■ SOURCE DATA ■

● ● ● ● ● ● ●

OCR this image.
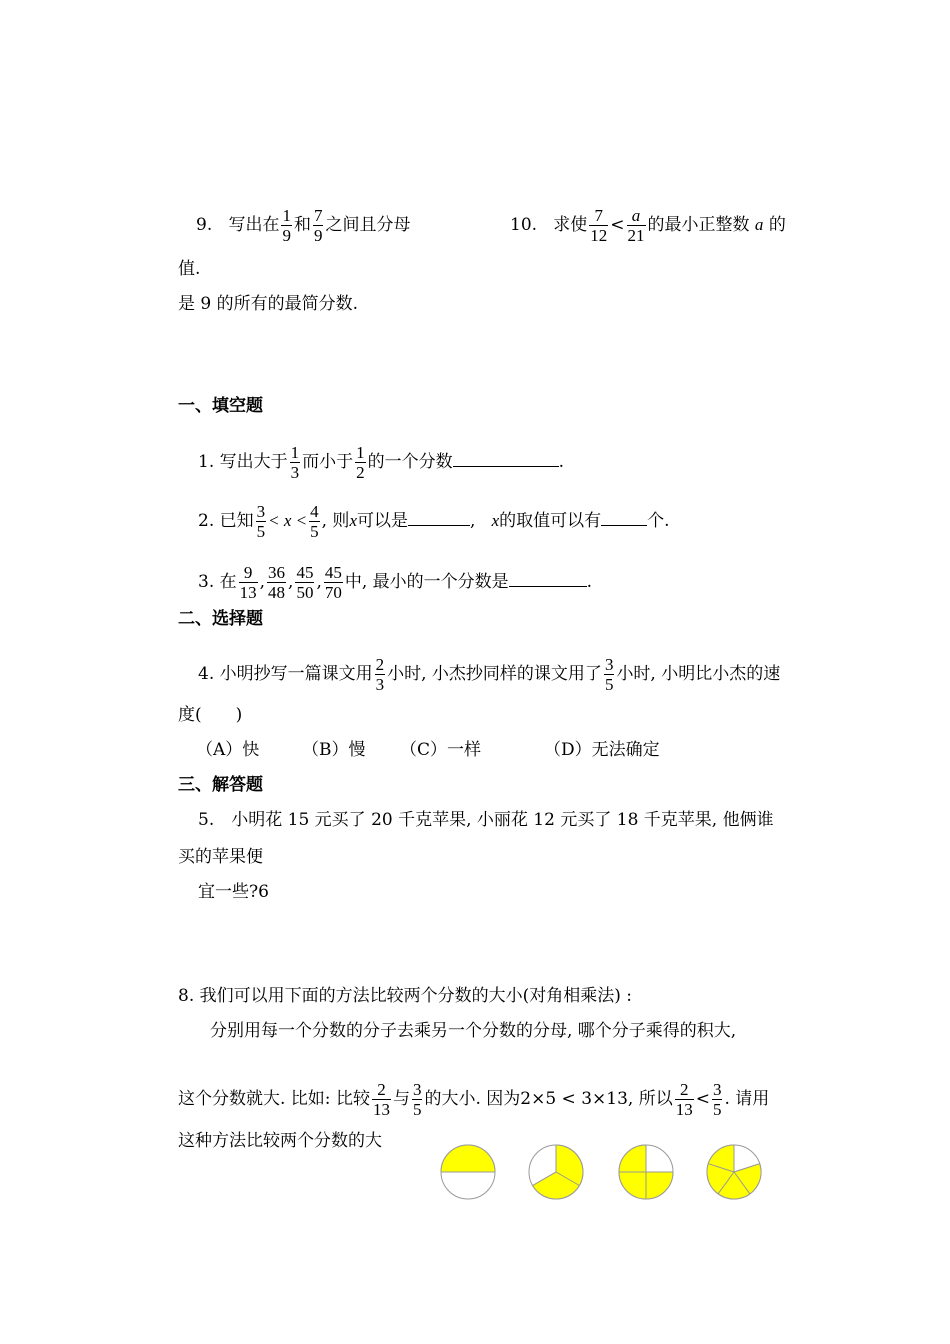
9. 写出在 $\frac{1}{9}$ 和 $\frac{7}{9}$ 之间且分母	10. 求使 $\frac{7}{12} < \frac{a}{21}$ 的最小正整数 a 的
值.
是 9 的所有的最简分数.
一、填空题
1. 写出大于 $\frac{1}{3}$ 而小于 $\frac{1}{2}$ 的一个分数	.
2. 已知 $\frac{3}{5} < x < \frac{4}{5}$ , 则x可以是	, x的取值可以有	个.
3. 在 $\frac{9}{13}$ , $\frac{36}{48}$ , $\frac{45}{50}$ , $\frac{45}{70}$ 中, 最小的一个分数是	.
二、选择题
4. 小明抄写一篇课文用 $\frac{2}{3}$ 小时, 小杰抄同样的课文用了 $\frac{3}{5}$ 小时, 小明比小杰的速
度(　　)
（A）快	（B）慢 （C）一样	（D）无法确定
三、解答题
5.　小明花 15 元买了 20 千克苹果, 小丽花 12 元买了 18 千克苹果, 他俩谁
买的苹果便
宜一些?6
8. 我们可以用下面的方法比较两个分数的大小(对角相乘法) :
分别用每一个分数的分子去乘另一个分数的分母, 哪个分子乘得的积大,
这个分数就大. 比如: 比较 $\frac{2}{13}$ 与 $\frac{3}{5}$ 的大小. 因为2×5 < 3×13, 所以 $\frac{2}{13} < \frac{3}{5}$ . 请用
这种方法比较两个分数的大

● ● ● ● ● ● ●

Print every entry above again without changing a word, and omit the pictures.

OCR this image.
9. 写出在 $\frac{1}{9}$ 和 $\frac{7}{9}$ 之间且分母	10. 求使 $\frac{7}{12} < \frac{a}{21}$ 的最小正整数 a 的
值.
是 9 的所有的最简分数.
一、填空题
1. 写出大于 $\frac{1}{3}$ 而小于 $\frac{1}{2}$ 的一个分数	.
2. 已知 $\frac{3}{5} < x < \frac{4}{5}$ , 则x可以是	, x的取值可以有	个.
3. 在 $\frac{9}{13}$ , $\frac{36}{48}$ , $\frac{45}{50}$ , $\frac{45}{70}$ 中, 最小的一个分数是	.
二、选择题
4. 小明抄写一篇课文用 $\frac{2}{3}$ 小时, 小杰抄同样的课文用了 $\frac{3}{5}$ 小时, 小明比小杰的速
度(　　)
（A）快	（B）慢 （C）一样	（D）无法确定
三、解答题
5.　小明花 15 元买了 20 千克苹果, 小丽花 12 元买了 18 千克苹果, 他俩谁
买的苹果便
宜一些?6
8. 我们可以用下面的方法比较两个分数的大小(对角相乘法) :
分别用每一个分数的分子去乘另一个分数的分母, 哪个分子乘得的积大,
这个分数就大. 比如: 比较 $\frac{2}{13}$ 与 $\frac{3}{5}$ 的大小. 因为2×5 < 3×13, 所以 $\frac{2}{13} < \frac{3}{5}$ . 请用
这种方法比较两个分数的大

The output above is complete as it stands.